• What is required
Write out the whole listing again, exactly as given.

___ The records ___

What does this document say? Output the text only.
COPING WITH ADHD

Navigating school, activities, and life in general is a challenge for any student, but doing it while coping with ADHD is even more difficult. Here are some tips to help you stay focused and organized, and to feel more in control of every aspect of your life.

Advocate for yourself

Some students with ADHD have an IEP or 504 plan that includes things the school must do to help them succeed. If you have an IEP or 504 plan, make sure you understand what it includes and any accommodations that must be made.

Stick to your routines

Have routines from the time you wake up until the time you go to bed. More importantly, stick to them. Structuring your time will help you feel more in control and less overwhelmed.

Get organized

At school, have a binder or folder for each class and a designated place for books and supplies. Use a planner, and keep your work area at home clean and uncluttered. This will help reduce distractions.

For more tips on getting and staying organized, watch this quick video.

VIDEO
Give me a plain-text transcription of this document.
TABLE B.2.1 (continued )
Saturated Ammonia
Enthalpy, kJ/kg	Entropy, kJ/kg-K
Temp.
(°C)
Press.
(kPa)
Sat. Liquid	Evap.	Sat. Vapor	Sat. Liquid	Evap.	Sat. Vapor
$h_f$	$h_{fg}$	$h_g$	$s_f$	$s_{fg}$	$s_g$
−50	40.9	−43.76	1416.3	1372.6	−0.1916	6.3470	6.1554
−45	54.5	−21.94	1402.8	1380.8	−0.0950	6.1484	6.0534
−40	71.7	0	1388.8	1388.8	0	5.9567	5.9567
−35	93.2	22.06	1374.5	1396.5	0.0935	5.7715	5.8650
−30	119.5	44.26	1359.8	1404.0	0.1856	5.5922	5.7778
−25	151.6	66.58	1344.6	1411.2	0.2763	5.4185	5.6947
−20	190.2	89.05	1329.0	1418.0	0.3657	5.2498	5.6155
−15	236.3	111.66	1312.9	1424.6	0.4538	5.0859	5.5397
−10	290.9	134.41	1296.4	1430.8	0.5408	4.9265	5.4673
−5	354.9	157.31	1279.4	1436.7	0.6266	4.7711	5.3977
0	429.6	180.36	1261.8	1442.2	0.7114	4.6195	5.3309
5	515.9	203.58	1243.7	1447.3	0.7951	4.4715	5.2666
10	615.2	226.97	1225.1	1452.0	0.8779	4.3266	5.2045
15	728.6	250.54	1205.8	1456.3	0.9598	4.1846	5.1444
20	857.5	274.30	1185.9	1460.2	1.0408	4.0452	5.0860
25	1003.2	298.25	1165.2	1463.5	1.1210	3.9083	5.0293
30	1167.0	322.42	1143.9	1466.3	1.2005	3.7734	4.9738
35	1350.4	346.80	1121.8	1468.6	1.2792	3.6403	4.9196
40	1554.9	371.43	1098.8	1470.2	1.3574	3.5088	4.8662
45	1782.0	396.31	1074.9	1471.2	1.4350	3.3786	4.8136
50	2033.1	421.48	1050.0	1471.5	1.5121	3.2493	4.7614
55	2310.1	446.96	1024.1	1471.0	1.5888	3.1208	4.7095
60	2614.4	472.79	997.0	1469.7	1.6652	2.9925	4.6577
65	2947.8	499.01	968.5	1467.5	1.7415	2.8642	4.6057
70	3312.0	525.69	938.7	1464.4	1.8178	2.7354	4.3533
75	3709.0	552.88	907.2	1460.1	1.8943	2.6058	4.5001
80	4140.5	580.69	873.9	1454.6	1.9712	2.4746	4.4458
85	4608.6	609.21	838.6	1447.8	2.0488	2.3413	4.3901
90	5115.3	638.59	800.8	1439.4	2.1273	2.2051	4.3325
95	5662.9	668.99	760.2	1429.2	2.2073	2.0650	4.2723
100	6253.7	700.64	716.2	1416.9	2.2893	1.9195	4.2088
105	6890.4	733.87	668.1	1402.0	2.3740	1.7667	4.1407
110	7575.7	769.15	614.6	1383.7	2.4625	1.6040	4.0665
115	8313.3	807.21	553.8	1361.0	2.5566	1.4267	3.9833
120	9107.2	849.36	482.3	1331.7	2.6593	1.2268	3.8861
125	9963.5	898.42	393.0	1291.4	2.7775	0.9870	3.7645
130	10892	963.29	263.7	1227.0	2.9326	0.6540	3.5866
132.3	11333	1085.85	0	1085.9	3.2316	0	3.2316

___

• Expected output
What does this document say? Output the text only.
COPING WITH ADHD

Navigating school, activities, and life in general is a challenge for any student, but doing it while coping with ADHD is even more difficult. Here are some tips to help you stay focused and organized, and to feel more in control of every aspect of your life.

Advocate for yourself

Some students with ADHD have an IEP or 504 plan that includes things the school must do to help them succeed. If you have an IEP or 504 plan, make sure you understand what it includes and any accommodations that must be made.

Stick to your routines

Have routines from the time you wake up until the time you go to bed. More importantly, stick to them. Structuring your time will help you feel more in control and less overwhelmed.

Get organized

At school, have a binder or folder for each class and a designated place for books and supplies. Use a planner, and keep your work area at home clean and uncluttered. This will help reduce distractions.

For more tips on getting and staying organized, watch this quick video.

VIDEO
Give me a plain-text transcription of this document.
TABLE B.2.1 (continued )
Saturated Ammonia
Enthalpy, kJ/kg	Entropy, kJ/kg-K
Temp.
(°C)
Press.
(kPa)
Sat. Liquid	Evap.	Sat. Vapor	Sat. Liquid	Evap.	Sat. Vapor
$h_f$	$h_{fg}$	$h_g$	$s_f$	$s_{fg}$	$s_g$
−50	40.9	−43.76	1416.3	1372.6	−0.1916	6.3470	6.1554
−45	54.5	−21.94	1402.8	1380.8	−0.0950	6.1484	6.0534
−40	71.7	0	1388.8	1388.8	0	5.9567	5.9567
−35	93.2	22.06	1374.5	1396.5	0.0935	5.7715	5.8650
−30	119.5	44.26	1359.8	1404.0	0.1856	5.5922	5.7778
−25	151.6	66.58	1344.6	1411.2	0.2763	5.4185	5.6947
−20	190.2	89.05	1329.0	1418.0	0.3657	5.2498	5.6155
−15	236.3	111.66	1312.9	1424.6	0.4538	5.0859	5.5397
−10	290.9	134.41	1296.4	1430.8	0.5408	4.9265	5.4673
−5	354.9	157.31	1279.4	1436.7	0.6266	4.7711	5.3977
0	429.6	180.36	1261.8	1442.2	0.7114	4.6195	5.3309
5	515.9	203.58	1243.7	1447.3	0.7951	4.4715	5.2666
10	615.2	226.97	1225.1	1452.0	0.8779	4.3266	5.2045
15	728.6	250.54	1205.8	1456.3	0.9598	4.1846	5.1444
20	857.5	274.30	1185.9	1460.2	1.0408	4.0452	5.0860
25	1003.2	298.25	1165.2	1463.5	1.1210	3.9083	5.0293
30	1167.0	322.42	1143.9	1466.3	1.2005	3.7734	4.9738
35	1350.4	346.80	1121.8	1468.6	1.2792	3.6403	4.9196
40	1554.9	371.43	1098.8	1470.2	1.3574	3.5088	4.8662
45	1782.0	396.31	1074.9	1471.2	1.4350	3.3786	4.8136
50	2033.1	421.48	1050.0	1471.5	1.5121	3.2493	4.7614
55	2310.1	446.96	1024.1	1471.0	1.5888	3.1208	4.7095
60	2614.4	472.79	997.0	1469.7	1.6652	2.9925	4.6577
65	2947.8	499.01	968.5	1467.5	1.7415	2.8642	4.6057
70	3312.0	525.69	938.7	1464.4	1.8178	2.7354	4.3533
75	3709.0	552.88	907.2	1460.1	1.8943	2.6058	4.5001
80	4140.5	580.69	873.9	1454.6	1.9712	2.4746	4.4458
85	4608.6	609.21	838.6	1447.8	2.0488	2.3413	4.3901
90	5115.3	638.59	800.8	1439.4	2.1273	2.2051	4.3325
95	5662.9	668.99	760.2	1429.2	2.2073	2.0650	4.2723
100	6253.7	700.64	716.2	1416.9	2.2893	1.9195	4.2088
105	6890.4	733.87	668.1	1402.0	2.3740	1.7667	4.1407
110	7575.7	769.15	614.6	1383.7	2.4625	1.6040	4.0665
115	8313.3	807.21	553.8	1361.0	2.5566	1.4267	3.9833
120	9107.2	849.36	482.3	1331.7	2.6593	1.2268	3.8861
125	9963.5	898.42	393.0	1291.4	2.7775	0.9870	3.7645
130	10892	963.29	263.7	1227.0	2.9326	0.6540	3.5866
132.3	11333	1085.85	0	1085.9	3.2316	0	3.2316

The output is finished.